:: Data provided ::

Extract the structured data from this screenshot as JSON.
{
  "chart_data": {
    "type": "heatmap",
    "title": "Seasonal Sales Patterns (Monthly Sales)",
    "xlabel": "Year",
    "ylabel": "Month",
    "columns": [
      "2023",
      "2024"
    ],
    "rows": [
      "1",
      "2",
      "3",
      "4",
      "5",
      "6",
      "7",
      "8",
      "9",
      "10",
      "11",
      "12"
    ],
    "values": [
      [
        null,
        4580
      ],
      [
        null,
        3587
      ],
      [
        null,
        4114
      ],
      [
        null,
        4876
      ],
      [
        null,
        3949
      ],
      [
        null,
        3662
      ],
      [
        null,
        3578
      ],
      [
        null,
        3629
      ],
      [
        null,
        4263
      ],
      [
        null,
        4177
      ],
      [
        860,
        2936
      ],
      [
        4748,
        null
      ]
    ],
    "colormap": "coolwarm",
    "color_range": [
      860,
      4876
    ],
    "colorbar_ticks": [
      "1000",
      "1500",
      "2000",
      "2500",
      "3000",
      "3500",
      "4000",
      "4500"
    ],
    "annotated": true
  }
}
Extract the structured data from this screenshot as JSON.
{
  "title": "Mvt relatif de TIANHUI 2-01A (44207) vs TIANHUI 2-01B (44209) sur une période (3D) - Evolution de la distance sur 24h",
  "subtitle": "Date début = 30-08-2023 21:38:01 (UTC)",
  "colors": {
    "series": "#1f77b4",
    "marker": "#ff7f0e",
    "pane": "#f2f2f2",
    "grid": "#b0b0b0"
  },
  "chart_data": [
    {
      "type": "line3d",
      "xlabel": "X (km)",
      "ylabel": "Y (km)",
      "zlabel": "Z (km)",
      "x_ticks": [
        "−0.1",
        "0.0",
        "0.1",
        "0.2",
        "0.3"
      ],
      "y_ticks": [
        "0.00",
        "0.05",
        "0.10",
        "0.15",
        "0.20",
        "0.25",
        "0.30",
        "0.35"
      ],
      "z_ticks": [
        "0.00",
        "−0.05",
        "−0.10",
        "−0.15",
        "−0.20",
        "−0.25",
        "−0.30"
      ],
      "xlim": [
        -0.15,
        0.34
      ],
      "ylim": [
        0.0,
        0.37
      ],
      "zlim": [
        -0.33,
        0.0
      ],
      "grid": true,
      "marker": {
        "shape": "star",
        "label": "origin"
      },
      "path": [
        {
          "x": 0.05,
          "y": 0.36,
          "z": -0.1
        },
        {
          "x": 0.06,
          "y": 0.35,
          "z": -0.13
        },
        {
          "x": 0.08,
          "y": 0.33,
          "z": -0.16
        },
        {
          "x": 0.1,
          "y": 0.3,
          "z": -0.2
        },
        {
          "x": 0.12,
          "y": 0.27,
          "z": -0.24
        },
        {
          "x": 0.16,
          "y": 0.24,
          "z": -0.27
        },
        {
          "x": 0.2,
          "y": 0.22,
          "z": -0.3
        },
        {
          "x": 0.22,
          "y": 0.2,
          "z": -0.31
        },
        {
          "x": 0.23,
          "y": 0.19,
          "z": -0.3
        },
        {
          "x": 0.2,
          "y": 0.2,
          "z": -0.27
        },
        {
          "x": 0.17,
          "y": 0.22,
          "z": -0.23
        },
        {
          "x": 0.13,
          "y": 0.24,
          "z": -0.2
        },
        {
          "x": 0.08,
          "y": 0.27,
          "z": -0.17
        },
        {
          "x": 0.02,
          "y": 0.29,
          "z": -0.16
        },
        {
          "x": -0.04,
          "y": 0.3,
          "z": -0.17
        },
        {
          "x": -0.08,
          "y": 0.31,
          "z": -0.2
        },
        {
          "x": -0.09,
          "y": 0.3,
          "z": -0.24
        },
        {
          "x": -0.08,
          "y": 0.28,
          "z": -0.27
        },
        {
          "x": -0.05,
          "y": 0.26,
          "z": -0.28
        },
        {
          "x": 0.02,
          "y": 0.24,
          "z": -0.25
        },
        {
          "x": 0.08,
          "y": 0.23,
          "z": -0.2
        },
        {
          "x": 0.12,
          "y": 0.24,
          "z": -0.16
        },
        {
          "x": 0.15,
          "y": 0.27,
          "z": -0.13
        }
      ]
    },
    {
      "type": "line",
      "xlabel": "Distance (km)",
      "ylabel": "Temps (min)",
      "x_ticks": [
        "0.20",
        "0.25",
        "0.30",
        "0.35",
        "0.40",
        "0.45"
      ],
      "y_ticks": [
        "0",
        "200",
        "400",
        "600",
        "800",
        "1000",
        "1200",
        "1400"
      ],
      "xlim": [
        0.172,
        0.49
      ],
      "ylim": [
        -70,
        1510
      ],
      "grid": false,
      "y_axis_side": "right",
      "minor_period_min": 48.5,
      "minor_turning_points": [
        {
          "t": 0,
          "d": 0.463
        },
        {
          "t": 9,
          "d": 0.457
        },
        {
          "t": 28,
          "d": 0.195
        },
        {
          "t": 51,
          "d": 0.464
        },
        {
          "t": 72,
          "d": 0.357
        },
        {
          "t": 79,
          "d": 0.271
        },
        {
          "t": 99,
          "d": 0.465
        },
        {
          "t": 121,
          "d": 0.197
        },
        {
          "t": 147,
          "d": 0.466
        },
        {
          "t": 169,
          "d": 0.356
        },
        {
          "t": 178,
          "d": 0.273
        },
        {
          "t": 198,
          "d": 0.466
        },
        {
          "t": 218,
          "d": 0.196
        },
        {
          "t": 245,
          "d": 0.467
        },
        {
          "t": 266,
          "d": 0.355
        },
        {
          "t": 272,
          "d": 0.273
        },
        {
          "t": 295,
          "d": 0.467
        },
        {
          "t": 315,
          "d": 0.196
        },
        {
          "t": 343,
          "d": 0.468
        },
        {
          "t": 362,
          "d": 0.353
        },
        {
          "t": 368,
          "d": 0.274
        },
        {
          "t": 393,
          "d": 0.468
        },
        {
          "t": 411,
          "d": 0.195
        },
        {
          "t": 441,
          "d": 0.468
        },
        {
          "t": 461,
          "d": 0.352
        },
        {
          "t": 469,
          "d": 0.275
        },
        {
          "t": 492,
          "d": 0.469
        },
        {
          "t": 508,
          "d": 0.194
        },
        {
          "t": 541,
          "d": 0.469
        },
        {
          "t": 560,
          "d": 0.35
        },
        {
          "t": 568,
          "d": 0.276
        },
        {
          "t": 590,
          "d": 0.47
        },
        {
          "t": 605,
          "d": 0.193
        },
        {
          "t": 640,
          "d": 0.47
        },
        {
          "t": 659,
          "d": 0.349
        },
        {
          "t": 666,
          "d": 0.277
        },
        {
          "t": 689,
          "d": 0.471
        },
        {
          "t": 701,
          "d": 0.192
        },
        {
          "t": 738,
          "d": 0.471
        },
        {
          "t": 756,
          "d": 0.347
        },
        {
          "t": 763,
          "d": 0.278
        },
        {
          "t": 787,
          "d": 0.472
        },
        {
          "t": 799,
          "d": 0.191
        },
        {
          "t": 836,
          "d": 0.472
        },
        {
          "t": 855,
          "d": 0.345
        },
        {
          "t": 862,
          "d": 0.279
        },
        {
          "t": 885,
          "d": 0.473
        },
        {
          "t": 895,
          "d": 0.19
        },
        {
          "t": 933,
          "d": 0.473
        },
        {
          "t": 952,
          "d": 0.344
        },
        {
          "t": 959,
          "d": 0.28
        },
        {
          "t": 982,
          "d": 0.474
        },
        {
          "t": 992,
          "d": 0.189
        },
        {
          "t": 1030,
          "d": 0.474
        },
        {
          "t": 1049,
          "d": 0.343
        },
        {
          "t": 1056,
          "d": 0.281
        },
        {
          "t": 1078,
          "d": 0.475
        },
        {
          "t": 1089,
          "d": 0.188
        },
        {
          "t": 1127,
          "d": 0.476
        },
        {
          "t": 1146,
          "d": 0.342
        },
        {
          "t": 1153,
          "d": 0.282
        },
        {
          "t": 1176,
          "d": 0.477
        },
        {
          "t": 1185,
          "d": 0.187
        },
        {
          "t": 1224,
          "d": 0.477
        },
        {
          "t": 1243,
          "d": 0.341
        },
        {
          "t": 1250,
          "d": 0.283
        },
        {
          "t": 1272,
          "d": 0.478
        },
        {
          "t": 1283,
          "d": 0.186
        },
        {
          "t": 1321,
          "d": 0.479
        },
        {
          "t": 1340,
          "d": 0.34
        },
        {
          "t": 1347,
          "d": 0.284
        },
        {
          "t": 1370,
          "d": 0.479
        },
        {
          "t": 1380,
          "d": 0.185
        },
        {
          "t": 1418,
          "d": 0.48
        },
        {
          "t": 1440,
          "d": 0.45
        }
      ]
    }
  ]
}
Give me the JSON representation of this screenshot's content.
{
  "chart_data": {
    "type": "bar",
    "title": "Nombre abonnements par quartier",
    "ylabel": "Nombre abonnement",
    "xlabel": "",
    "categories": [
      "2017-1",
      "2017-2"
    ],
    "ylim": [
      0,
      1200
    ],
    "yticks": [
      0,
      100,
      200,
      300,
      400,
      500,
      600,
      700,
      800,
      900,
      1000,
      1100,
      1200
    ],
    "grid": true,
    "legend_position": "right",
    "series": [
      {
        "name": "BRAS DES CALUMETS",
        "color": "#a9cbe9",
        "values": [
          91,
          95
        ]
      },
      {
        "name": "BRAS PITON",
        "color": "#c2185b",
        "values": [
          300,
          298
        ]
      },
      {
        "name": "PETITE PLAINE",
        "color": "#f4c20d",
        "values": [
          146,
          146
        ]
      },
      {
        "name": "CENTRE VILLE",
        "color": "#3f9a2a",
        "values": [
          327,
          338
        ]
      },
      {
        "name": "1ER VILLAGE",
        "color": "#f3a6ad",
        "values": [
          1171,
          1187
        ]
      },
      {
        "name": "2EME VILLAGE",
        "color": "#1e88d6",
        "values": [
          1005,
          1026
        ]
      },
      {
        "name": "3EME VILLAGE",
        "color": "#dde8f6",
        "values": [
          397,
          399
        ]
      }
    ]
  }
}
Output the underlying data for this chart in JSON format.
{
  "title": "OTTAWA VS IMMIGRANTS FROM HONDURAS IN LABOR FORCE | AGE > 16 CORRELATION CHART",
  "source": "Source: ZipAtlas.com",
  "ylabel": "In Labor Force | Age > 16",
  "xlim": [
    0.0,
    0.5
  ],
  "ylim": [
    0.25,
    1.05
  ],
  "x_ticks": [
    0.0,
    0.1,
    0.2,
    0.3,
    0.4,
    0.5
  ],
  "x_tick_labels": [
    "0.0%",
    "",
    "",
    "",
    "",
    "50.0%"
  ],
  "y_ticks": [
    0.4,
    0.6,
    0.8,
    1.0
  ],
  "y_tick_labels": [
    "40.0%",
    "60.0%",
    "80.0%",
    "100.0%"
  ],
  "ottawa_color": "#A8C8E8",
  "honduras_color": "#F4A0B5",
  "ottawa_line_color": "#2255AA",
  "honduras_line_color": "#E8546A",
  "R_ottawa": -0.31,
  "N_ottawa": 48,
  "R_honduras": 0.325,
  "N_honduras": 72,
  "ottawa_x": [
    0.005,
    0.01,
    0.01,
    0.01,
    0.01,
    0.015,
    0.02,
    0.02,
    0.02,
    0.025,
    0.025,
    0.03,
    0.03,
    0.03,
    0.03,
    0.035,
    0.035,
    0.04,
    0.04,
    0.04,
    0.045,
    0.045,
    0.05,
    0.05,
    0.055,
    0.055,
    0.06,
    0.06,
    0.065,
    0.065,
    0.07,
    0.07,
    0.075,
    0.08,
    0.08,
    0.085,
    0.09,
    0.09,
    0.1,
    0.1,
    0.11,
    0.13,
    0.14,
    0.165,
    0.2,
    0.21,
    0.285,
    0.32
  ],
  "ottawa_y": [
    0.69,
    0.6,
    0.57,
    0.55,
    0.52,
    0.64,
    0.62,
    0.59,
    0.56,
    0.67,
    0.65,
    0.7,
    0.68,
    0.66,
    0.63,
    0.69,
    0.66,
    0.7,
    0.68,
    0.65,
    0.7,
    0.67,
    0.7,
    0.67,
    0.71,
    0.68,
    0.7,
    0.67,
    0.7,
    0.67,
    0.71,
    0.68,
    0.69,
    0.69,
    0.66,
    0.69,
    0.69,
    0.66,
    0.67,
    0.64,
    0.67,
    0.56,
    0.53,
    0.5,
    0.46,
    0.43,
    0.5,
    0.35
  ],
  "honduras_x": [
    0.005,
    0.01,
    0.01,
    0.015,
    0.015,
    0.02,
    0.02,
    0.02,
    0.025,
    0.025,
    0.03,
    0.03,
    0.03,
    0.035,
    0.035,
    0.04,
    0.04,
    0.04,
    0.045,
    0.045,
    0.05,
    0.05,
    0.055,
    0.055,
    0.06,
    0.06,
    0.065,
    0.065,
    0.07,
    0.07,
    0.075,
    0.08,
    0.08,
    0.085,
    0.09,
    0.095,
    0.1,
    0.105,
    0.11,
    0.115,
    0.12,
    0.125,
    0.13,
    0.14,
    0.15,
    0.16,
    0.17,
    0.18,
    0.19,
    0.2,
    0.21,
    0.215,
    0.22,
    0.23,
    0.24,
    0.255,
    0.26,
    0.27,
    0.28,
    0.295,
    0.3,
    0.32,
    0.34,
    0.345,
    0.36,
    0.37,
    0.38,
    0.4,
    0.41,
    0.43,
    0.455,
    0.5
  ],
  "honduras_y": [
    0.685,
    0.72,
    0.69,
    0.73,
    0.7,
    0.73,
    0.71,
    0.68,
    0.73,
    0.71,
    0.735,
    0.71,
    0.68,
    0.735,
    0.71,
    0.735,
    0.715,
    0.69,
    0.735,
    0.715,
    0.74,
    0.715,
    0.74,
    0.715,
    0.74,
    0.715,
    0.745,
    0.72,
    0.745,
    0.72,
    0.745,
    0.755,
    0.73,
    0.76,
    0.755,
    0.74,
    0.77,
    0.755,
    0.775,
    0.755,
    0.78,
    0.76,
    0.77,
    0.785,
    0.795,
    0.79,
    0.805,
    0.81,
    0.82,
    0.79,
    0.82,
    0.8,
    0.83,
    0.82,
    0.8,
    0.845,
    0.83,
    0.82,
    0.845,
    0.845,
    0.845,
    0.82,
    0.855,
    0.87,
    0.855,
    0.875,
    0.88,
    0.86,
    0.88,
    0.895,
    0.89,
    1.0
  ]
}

:::

• Brief: Go through the material above and copy each line that has the word "this".

• Result of the task:
Extract the structured data from this screenshot as JSON.
Extract the structured data from this screenshot as JSON.
Give me the JSON representation of this screenshot's content.
Output the underlying data for this chart in JSON format.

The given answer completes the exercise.